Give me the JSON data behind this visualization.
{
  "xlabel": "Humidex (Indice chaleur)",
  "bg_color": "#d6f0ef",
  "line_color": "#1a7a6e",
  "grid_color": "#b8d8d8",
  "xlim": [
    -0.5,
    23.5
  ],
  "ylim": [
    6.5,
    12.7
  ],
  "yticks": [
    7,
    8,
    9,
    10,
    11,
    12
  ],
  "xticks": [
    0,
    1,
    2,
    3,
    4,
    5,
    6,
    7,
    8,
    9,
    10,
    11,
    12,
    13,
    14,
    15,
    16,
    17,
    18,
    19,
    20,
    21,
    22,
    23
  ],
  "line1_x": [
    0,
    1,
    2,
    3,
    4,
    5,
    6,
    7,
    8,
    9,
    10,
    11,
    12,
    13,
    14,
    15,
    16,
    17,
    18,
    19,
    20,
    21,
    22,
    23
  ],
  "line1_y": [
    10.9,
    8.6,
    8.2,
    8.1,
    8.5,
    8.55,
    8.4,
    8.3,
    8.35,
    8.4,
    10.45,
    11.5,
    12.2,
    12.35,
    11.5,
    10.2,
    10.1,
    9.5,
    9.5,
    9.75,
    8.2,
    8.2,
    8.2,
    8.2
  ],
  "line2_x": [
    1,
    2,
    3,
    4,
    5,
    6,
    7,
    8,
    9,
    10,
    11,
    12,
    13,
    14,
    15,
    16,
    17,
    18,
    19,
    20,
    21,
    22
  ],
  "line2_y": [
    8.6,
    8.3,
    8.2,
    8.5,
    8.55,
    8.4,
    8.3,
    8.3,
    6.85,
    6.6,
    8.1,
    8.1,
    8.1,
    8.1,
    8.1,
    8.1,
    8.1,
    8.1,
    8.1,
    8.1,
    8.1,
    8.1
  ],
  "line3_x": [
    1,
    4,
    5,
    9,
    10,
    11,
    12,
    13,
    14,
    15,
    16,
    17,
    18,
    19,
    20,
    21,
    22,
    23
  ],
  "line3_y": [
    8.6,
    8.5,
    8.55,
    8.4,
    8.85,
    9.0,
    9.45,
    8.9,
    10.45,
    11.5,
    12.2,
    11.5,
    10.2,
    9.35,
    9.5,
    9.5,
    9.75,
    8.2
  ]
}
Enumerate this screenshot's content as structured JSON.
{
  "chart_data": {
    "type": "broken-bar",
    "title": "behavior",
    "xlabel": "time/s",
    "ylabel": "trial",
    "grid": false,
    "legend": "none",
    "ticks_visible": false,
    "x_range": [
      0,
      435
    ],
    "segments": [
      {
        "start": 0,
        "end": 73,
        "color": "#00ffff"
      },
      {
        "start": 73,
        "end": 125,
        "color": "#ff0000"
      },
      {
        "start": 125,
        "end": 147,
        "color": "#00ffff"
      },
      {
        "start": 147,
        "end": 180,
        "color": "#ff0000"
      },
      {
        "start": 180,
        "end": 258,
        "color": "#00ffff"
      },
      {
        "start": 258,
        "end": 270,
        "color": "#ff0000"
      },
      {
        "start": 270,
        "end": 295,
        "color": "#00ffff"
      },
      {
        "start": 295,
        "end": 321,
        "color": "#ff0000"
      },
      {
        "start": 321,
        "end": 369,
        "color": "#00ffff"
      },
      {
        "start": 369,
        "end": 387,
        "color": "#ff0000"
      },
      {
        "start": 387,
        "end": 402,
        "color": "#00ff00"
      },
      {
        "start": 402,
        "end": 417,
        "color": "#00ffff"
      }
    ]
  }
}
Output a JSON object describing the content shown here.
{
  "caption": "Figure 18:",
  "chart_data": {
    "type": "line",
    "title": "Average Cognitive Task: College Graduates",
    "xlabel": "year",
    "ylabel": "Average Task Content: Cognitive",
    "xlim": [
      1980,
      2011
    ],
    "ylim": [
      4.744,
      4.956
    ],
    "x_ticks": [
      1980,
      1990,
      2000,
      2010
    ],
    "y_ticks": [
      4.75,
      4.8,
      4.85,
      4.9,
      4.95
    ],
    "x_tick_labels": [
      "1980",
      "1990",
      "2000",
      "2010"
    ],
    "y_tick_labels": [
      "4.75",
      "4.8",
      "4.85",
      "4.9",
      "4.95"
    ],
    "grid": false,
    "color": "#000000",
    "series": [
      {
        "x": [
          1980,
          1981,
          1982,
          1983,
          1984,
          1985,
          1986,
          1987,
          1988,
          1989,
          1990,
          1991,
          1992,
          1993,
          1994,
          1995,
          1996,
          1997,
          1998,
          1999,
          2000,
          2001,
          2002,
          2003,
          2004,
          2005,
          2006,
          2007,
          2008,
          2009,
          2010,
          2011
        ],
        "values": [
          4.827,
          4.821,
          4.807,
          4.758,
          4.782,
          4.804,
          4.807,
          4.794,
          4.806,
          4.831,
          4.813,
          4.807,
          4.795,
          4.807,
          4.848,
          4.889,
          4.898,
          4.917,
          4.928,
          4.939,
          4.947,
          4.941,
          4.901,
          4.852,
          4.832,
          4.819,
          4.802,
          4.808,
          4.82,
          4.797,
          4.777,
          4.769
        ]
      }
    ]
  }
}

**What the task asks**
Transcribe the records above exactly as they appear.

**The result**
Give me the JSON data behind this visualization.
{
  "xlabel": "Humidex (Indice chaleur)",
  "bg_color": "#d6f0ef",
  "line_color": "#1a7a6e",
  "grid_color": "#b8d8d8",
  "xlim": [
    -0.5,
    23.5
  ],
  "ylim": [
    6.5,
    12.7
  ],
  "yticks": [
    7,
    8,
    9,
    10,
    11,
    12
  ],
  "xticks": [
    0,
    1,
    2,
    3,
    4,
    5,
    6,
    7,
    8,
    9,
    10,
    11,
    12,
    13,
    14,
    15,
    16,
    17,
    18,
    19,
    20,
    21,
    22,
    23
  ],
  "line1_x": [
    0,
    1,
    2,
    3,
    4,
    5,
    6,
    7,
    8,
    9,
    10,
    11,
    12,
    13,
    14,
    15,
    16,
    17,
    18,
    19,
    20,
    21,
    22,
    23
  ],
  "line1_y": [
    10.9,
    8.6,
    8.2,
    8.1,
    8.5,
    8.55,
    8.4,
    8.3,
    8.35,
    8.4,
    10.45,
    11.5,
    12.2,
    12.35,
    11.5,
    10.2,
    10.1,
    9.5,
    9.5,
    9.75,
    8.2,
    8.2,
    8.2,
    8.2
  ],
  "line2_x": [
    1,
    2,
    3,
    4,
    5,
    6,
    7,
    8,
    9,
    10,
    11,
    12,
    13,
    14,
    15,
    16,
    17,
    18,
    19,
    20,
    21,
    22
  ],
  "line2_y": [
    8.6,
    8.3,
    8.2,
    8.5,
    8.55,
    8.4,
    8.3,
    8.3,
    6.85,
    6.6,
    8.1,
    8.1,
    8.1,
    8.1,
    8.1,
    8.1,
    8.1,
    8.1,
    8.1,
    8.1,
    8.1,
    8.1
  ],
  "line3_x": [
    1,
    4,
    5,
    9,
    10,
    11,
    12,
    13,
    14,
    15,
    16,
    17,
    18,
    19,
    20,
    21,
    22,
    23
  ],
  "line3_y": [
    8.6,
    8.5,
    8.55,
    8.4,
    8.85,
    9.0,
    9.45,
    8.9,
    10.45,
    11.5,
    12.2,
    11.5,
    10.2,
    9.35,
    9.5,
    9.5,
    9.75,
    8.2
  ]
}
Enumerate this screenshot's content as structured JSON.
{
  "chart_data": {
    "type": "broken-bar",
    "title": "behavior",
    "xlabel": "time/s",
    "ylabel": "trial",
    "grid": false,
    "legend": "none",
    "ticks_visible": false,
    "x_range": [
      0,
      435
    ],
    "segments": [
      {
        "start": 0,
        "end": 73,
        "color": "#00ffff"
      },
      {
        "start": 73,
        "end": 125,
        "color": "#ff0000"
      },
      {
        "start": 125,
        "end": 147,
        "color": "#00ffff"
      },
      {
        "start": 147,
        "end": 180,
        "color": "#ff0000"
      },
      {
        "start": 180,
        "end": 258,
        "color": "#00ffff"
      },
      {
        "start": 258,
        "end": 270,
        "color": "#ff0000"
      },
      {
        "start": 270,
        "end": 295,
        "color": "#00ffff"
      },
      {
        "start": 295,
        "end": 321,
        "color": "#ff0000"
      },
      {
        "start": 321,
        "end": 369,
        "color": "#00ffff"
      },
      {
        "start": 369,
        "end": 387,
        "color": "#ff0000"
      },
      {
        "start": 387,
        "end": 402,
        "color": "#00ff00"
      },
      {
        "start": 402,
        "end": 417,
        "color": "#00ffff"
      }
    ]
  }
}
Output a JSON object describing the content shown here.
{
  "caption": "Figure 18:",
  "chart_data": {
    "type": "line",
    "title": "Average Cognitive Task: College Graduates",
    "xlabel": "year",
    "ylabel": "Average Task Content: Cognitive",
    "xlim": [
      1980,
      2011
    ],
    "ylim": [
      4.744,
      4.956
    ],
    "x_ticks": [
      1980,
      1990,
      2000,
      2010
    ],
    "y_ticks": [
      4.75,
      4.8,
      4.85,
      4.9,
      4.95
    ],
    "x_tick_labels": [
      "1980",
      "1990",
      "2000",
      "2010"
    ],
    "y_tick_labels": [
      "4.75",
      "4.8",
      "4.85",
      "4.9",
      "4.95"
    ],
    "grid": false,
    "color": "#000000",
    "series": [
      {
        "x": [
          1980,
          1981,
          1982,
          1983,
          1984,
          1985,
          1986,
          1987,
          1988,
          1989,
          1990,
          1991,
          1992,
          1993,
          1994,
          1995,
          1996,
          1997,
          1998,
          1999,
          2000,
          2001,
          2002,
          2003,
          2004,
          2005,
          2006,
          2007,
          2008,
          2009,
          2010,
          2011
        ],
        "values": [
          4.827,
          4.821,
          4.807,
          4.758,
          4.782,
          4.804,
          4.807,
          4.794,
          4.806,
          4.831,
          4.813,
          4.807,
          4.795,
          4.807,
          4.848,
          4.889,
          4.898,
          4.917,
          4.928,
          4.939,
          4.947,
          4.941,
          4.901,
          4.852,
          4.832,
          4.819,
          4.802,
          4.808,
          4.82,
          4.797,
          4.777,
          4.769
        ]
      }
    ]
  }
}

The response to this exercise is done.